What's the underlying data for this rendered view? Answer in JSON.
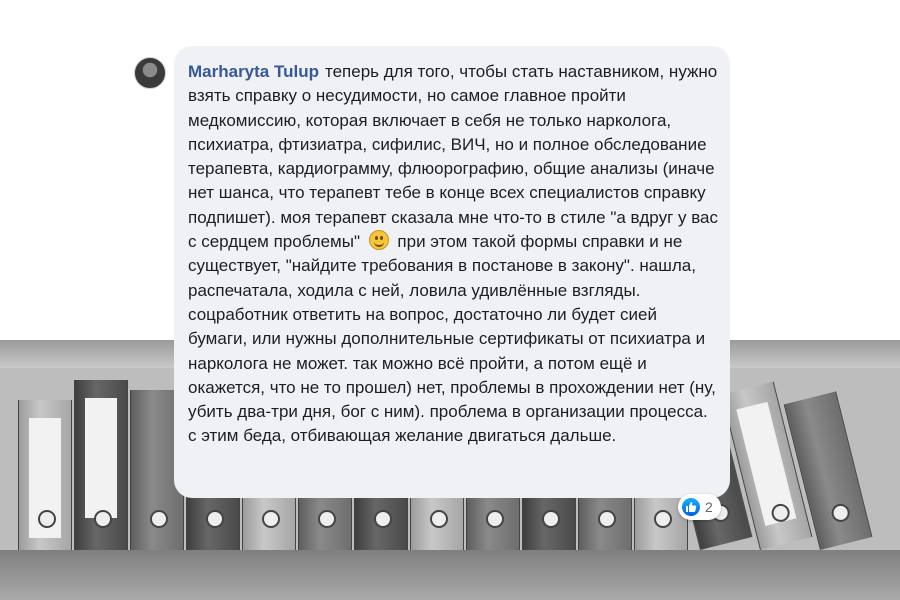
{
  "comment": {
    "author": "Marharyta Tulup",
    "text_before_emoji": "теперь для того, чтобы стать наставником, нужно взять справку о несудимости, но самое главное пройти медкомиссию, которая включает в себя не только нарколога, психиатра, фтизиатра, сифилис, ВИЧ, но и полное обследование терапевта, кардиограмму, флюорографию, общие анализы (иначе нет шанса, что терапевт тебе в конце всех специалистов справку подпишет). моя терапевт сказала мне что-то в стиле \"а вдруг у вас с сердцем проблемы\"",
    "emoji": "smiling-face-icon",
    "text_after_emoji": "при этом такой формы справки и не существует, \"найдите требования в постанове в закону\". нашла, распечатала, ходила с ней, ловила удивлённые взгляды. соцработник ответить на вопрос, достаточно ли будет сией бумаги, или нужны дополнительные сертификаты от психиатра и нарколога не может. так можно всё пройти, а потом ещё и окажется, что не то прошел) нет, проблемы в прохождении нет (ну, убить два-три дня, бог с ним). проблема в организации процесса. с этим беда, отбивающая желание двигаться дальше.",
    "reactions": {
      "icon": "like-icon",
      "count": "2"
    }
  },
  "colors": {
    "author_link": "#385898",
    "bubble_bg": "#eff1f5",
    "text": "#1c1e21",
    "like_blue": "#1877f2"
  }
}
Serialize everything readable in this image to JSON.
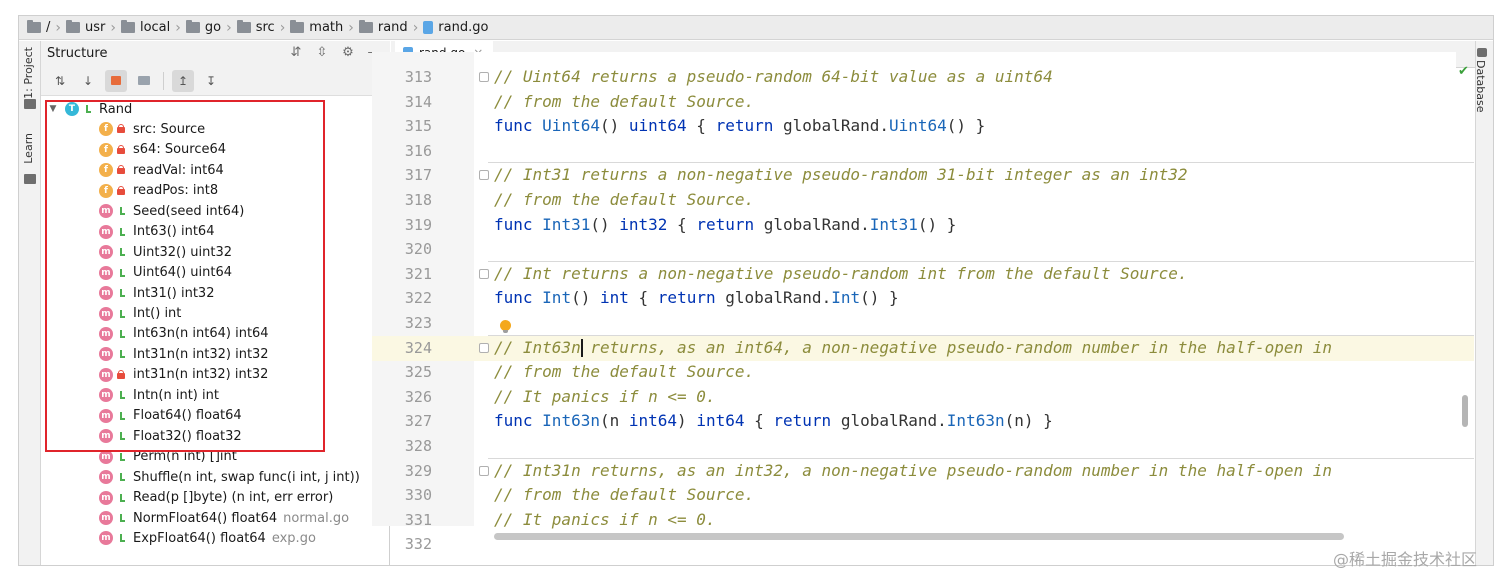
{
  "breadcrumb": {
    "items": [
      {
        "label": "/",
        "icon": "folder-icon"
      },
      {
        "label": "usr",
        "icon": "folder-icon"
      },
      {
        "label": "local",
        "icon": "folder-icon"
      },
      {
        "label": "go",
        "icon": "folder-icon"
      },
      {
        "label": "src",
        "icon": "folder-icon"
      },
      {
        "label": "math",
        "icon": "folder-icon"
      },
      {
        "label": "rand",
        "icon": "folder-icon"
      },
      {
        "label": "rand.go",
        "icon": "go-file-icon"
      }
    ],
    "separator": "›"
  },
  "left_strip": {
    "project_tab": "1: Project",
    "learn_tab": "Learn"
  },
  "right_strip": {
    "database_tab": "Database"
  },
  "structure": {
    "title": "Structure",
    "root": {
      "badge": "T",
      "label": "Rand"
    },
    "items": [
      {
        "badge": "f",
        "access": "private",
        "label": "src: Source",
        "file": ""
      },
      {
        "badge": "f",
        "access": "private",
        "label": "s64: Source64",
        "file": ""
      },
      {
        "badge": "f",
        "access": "private",
        "label": "readVal: int64",
        "file": ""
      },
      {
        "badge": "f",
        "access": "private",
        "label": "readPos: int8",
        "file": ""
      },
      {
        "badge": "m",
        "access": "public",
        "label": "Seed(seed int64)",
        "file": ""
      },
      {
        "badge": "m",
        "access": "public",
        "label": "Int63() int64",
        "file": ""
      },
      {
        "badge": "m",
        "access": "public",
        "label": "Uint32() uint32",
        "file": ""
      },
      {
        "badge": "m",
        "access": "public",
        "label": "Uint64() uint64",
        "file": ""
      },
      {
        "badge": "m",
        "access": "public",
        "label": "Int31() int32",
        "file": ""
      },
      {
        "badge": "m",
        "access": "public",
        "label": "Int() int",
        "file": ""
      },
      {
        "badge": "m",
        "access": "public",
        "label": "Int63n(n int64) int64",
        "file": ""
      },
      {
        "badge": "m",
        "access": "public",
        "label": "Int31n(n int32) int32",
        "file": ""
      },
      {
        "badge": "m",
        "access": "private",
        "label": "int31n(n int32) int32",
        "file": ""
      },
      {
        "badge": "m",
        "access": "public",
        "label": "Intn(n int) int",
        "file": ""
      },
      {
        "badge": "m",
        "access": "public",
        "label": "Float64() float64",
        "file": ""
      },
      {
        "badge": "m",
        "access": "public",
        "label": "Float32() float32",
        "file": ""
      },
      {
        "badge": "m",
        "access": "public",
        "label": "Perm(n int) []int",
        "file": ""
      },
      {
        "badge": "m",
        "access": "public",
        "label": "Shuffle(n int, swap func(i int, j int))",
        "file": ""
      },
      {
        "badge": "m",
        "access": "public",
        "label": "Read(p []byte) (n int, err error)",
        "file": ""
      },
      {
        "badge": "m",
        "access": "public",
        "label": "NormFloat64() float64",
        "file": "normal.go"
      },
      {
        "badge": "m",
        "access": "public",
        "label": "ExpFloat64() float64",
        "file": "exp.go"
      }
    ]
  },
  "editor": {
    "tab_label": "rand.go",
    "lines": [
      {
        "no": "313",
        "tokens": [
          [
            "com",
            "// Uint64 returns a pseudo-random 64-bit value as a uint64"
          ]
        ]
      },
      {
        "no": "314",
        "tokens": [
          [
            "com",
            "// from the default Source."
          ]
        ]
      },
      {
        "no": "315",
        "tokens": [
          [
            "kw",
            "func "
          ],
          [
            "fn",
            "Uint64"
          ],
          [
            "p",
            "() "
          ],
          [
            "type",
            "uint64"
          ],
          [
            "p",
            " { "
          ],
          [
            "kw",
            "return "
          ],
          [
            "p",
            "globalRand."
          ],
          [
            "fn",
            "Uint64"
          ],
          [
            "p",
            "() }"
          ]
        ]
      },
      {
        "no": "316",
        "tokens": []
      },
      {
        "no": "317",
        "tokens": [
          [
            "com",
            "// Int31 returns a non-negative pseudo-random 31-bit integer as an int32"
          ]
        ]
      },
      {
        "no": "318",
        "tokens": [
          [
            "com",
            "// from the default Source."
          ]
        ]
      },
      {
        "no": "319",
        "tokens": [
          [
            "kw",
            "func "
          ],
          [
            "fn",
            "Int31"
          ],
          [
            "p",
            "() "
          ],
          [
            "type",
            "int32"
          ],
          [
            "p",
            " { "
          ],
          [
            "kw",
            "return "
          ],
          [
            "p",
            "globalRand."
          ],
          [
            "fn",
            "Int31"
          ],
          [
            "p",
            "() }"
          ]
        ]
      },
      {
        "no": "320",
        "tokens": []
      },
      {
        "no": "321",
        "tokens": [
          [
            "com",
            "// Int returns a non-negative pseudo-random int from the default Source."
          ]
        ]
      },
      {
        "no": "322",
        "tokens": [
          [
            "kw",
            "func "
          ],
          [
            "fn",
            "Int"
          ],
          [
            "p",
            "() "
          ],
          [
            "type",
            "int"
          ],
          [
            "p",
            " { "
          ],
          [
            "kw",
            "return "
          ],
          [
            "p",
            "globalRand."
          ],
          [
            "fn",
            "Int"
          ],
          [
            "p",
            "() }"
          ]
        ]
      },
      {
        "no": "323",
        "tokens": []
      },
      {
        "no": "324",
        "tokens": [
          [
            "com",
            "// Int63n returns, as an int64, a non-negative pseudo-random number in the half-open in"
          ]
        ]
      },
      {
        "no": "325",
        "tokens": [
          [
            "com",
            "// from the default Source."
          ]
        ]
      },
      {
        "no": "326",
        "tokens": [
          [
            "com",
            "// It panics if n <= 0."
          ]
        ]
      },
      {
        "no": "327",
        "tokens": [
          [
            "kw",
            "func "
          ],
          [
            "fn",
            "Int63n"
          ],
          [
            "p",
            "(n "
          ],
          [
            "type",
            "int64"
          ],
          [
            "p",
            ") "
          ],
          [
            "type",
            "int64"
          ],
          [
            "p",
            " { "
          ],
          [
            "kw",
            "return "
          ],
          [
            "p",
            "globalRand."
          ],
          [
            "fn",
            "Int63n"
          ],
          [
            "p",
            "(n) }"
          ]
        ]
      },
      {
        "no": "328",
        "tokens": []
      },
      {
        "no": "329",
        "tokens": [
          [
            "com",
            "// Int31n returns, as an int32, a non-negative pseudo-random number in the half-open in"
          ]
        ]
      },
      {
        "no": "330",
        "tokens": [
          [
            "com",
            "// from the default Source."
          ]
        ]
      },
      {
        "no": "331",
        "tokens": [
          [
            "com",
            "// It panics if n <= 0."
          ]
        ]
      },
      {
        "no": "332",
        "tokens": []
      }
    ]
  },
  "watermark": "@稀土掘金技术社区",
  "colors": {
    "highlight_box": "#e0242b",
    "comment": "#8c8c3c",
    "keyword": "#0033b3",
    "current_line": "#fbf8e3"
  }
}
***
*Required work*:
Take each line containing the string "психиатра" and copy it out.

*Correct answer*:
    "text_before_emoji": "теперь для того, чтобы стать наставником, нужно взять справку о несудимости, но самое главное пройти медкомиссию, которая включает в себя не только нарколога, психиатра, фтизиатра, сифилис, ВИЧ, но и полное обследование терапевта, кардиограмму, флюорографию, общие анализы (иначе нет шанса, что терапевт тебе в конце всех специалистов справку подпишет). моя терапевт сказала мне что-то в стиле \"а вдруг у вас с сердцем проблемы\"",
    "text_after_emoji": "при этом такой формы справки и не существует, \"найдите требования в постанове в закону\". нашла, распечатала, ходила с ней, ловила удивлённые взгляды. соцработник ответить на вопрос, достаточно ли будет сией бумаги, или нужны дополнительные сертификаты от психиатра и нарколога не может. так можно всё пройти, а потом ещё и окажется, что не то прошел) нет, проблемы в прохождении нет (ну, убить два-три дня, бог с ним). проблема в организации процесса. с этим беда, отбивающая желание двигаться дальше.",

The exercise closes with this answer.